§ **What you should do**:
In the material below, find all lines with the string "Fitted" and copy them.

§ **Material supplied**:
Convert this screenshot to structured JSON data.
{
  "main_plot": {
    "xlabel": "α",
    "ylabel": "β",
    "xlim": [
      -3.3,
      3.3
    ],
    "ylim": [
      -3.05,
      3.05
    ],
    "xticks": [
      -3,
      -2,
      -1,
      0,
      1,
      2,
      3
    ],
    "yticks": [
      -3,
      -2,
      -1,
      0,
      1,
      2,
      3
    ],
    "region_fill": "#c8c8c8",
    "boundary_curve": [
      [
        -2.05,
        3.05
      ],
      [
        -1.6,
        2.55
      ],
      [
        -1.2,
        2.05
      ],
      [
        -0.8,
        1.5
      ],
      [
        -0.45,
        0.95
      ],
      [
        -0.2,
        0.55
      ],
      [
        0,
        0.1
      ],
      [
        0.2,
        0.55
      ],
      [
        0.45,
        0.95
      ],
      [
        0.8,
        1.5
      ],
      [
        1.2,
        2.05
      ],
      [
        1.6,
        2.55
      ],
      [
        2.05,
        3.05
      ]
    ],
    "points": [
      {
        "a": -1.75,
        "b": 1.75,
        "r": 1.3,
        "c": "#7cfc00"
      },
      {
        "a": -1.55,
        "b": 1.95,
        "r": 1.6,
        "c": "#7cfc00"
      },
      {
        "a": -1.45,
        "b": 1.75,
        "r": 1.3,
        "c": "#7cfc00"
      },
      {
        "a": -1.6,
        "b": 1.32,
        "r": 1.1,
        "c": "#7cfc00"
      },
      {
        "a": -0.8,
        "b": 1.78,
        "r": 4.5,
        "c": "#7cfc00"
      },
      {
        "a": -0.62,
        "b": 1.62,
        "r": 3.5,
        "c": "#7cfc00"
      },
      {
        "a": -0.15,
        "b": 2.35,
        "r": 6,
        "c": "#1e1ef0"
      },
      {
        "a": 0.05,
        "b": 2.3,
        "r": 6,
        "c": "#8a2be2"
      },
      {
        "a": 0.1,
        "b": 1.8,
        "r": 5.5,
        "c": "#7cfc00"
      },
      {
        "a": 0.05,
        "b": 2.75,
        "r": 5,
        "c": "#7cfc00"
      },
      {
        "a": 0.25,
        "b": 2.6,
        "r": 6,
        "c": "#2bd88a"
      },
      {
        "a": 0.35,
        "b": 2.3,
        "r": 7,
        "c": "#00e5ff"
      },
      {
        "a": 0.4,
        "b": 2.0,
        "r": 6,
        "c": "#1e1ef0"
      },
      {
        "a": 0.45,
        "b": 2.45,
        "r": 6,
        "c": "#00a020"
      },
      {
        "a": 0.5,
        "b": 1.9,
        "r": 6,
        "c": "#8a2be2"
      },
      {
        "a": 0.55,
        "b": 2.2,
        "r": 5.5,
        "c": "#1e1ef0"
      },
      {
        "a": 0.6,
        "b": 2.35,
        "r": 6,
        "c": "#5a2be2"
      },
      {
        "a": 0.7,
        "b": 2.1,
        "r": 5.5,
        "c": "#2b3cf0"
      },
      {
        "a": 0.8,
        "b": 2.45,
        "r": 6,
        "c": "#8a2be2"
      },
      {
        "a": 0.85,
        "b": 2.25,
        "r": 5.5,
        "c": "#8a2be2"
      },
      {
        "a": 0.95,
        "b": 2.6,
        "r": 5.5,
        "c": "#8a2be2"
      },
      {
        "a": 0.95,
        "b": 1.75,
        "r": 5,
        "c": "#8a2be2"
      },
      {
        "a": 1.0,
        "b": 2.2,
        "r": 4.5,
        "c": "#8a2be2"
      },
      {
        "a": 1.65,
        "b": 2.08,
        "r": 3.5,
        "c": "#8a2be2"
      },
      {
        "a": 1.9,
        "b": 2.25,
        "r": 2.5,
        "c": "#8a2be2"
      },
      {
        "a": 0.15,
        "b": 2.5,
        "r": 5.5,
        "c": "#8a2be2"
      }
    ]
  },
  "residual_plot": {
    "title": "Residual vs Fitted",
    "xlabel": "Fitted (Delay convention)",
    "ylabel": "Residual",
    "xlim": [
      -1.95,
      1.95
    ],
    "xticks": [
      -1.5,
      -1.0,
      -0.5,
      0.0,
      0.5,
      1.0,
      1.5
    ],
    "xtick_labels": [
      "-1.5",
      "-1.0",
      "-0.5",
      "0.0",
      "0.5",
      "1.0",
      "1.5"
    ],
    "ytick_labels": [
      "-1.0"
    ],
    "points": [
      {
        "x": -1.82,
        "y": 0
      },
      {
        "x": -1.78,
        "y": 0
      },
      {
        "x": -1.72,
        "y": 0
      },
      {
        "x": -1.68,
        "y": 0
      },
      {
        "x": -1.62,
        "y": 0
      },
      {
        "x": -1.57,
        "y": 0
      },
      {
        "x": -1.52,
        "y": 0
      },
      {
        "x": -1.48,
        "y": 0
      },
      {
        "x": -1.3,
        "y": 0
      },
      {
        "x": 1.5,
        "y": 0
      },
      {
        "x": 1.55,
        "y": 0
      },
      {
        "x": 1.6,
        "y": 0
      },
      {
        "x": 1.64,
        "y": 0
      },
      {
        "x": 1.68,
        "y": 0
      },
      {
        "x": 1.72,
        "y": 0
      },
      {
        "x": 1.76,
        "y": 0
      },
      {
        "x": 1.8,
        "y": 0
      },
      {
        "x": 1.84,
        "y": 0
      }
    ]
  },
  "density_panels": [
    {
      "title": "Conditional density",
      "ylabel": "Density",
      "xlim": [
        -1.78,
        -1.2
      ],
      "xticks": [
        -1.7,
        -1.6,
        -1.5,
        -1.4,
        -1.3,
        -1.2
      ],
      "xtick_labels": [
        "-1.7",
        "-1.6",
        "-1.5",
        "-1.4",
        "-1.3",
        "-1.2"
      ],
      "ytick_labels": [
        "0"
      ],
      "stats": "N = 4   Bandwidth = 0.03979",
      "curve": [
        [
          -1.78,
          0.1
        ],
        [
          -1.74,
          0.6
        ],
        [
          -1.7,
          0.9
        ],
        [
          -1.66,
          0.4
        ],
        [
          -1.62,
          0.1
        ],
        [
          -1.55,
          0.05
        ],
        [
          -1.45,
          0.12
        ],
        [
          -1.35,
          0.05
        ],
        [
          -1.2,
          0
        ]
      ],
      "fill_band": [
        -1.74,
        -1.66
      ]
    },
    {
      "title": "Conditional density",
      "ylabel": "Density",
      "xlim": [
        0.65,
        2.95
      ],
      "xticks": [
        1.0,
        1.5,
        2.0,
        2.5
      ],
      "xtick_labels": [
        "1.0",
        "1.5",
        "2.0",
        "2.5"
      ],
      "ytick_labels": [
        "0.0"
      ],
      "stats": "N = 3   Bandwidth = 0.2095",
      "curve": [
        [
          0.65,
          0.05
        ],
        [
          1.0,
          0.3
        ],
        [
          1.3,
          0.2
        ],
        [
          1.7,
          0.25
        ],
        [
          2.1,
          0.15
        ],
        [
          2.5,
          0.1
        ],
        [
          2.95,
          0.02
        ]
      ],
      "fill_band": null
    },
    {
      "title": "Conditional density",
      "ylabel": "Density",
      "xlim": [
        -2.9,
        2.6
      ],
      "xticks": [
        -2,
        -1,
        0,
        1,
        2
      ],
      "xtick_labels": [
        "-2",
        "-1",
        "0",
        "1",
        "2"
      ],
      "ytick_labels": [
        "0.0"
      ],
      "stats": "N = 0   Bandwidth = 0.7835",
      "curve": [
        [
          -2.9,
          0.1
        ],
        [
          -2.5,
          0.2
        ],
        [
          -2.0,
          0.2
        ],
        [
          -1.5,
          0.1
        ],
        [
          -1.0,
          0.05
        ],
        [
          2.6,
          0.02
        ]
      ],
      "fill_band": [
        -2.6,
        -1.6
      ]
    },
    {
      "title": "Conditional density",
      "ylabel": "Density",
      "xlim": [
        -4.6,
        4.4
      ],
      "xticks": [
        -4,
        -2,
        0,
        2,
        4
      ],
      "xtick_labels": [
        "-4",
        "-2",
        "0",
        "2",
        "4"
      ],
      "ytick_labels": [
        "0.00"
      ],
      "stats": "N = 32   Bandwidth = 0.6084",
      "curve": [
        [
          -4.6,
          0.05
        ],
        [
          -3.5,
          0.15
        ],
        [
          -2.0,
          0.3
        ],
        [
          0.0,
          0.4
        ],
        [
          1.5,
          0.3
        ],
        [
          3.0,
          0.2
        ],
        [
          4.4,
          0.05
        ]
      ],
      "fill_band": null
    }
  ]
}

§ **Output of the task**:
    "title": "Residual vs Fitted",
    "xlabel": "Fitted (Delay convention)",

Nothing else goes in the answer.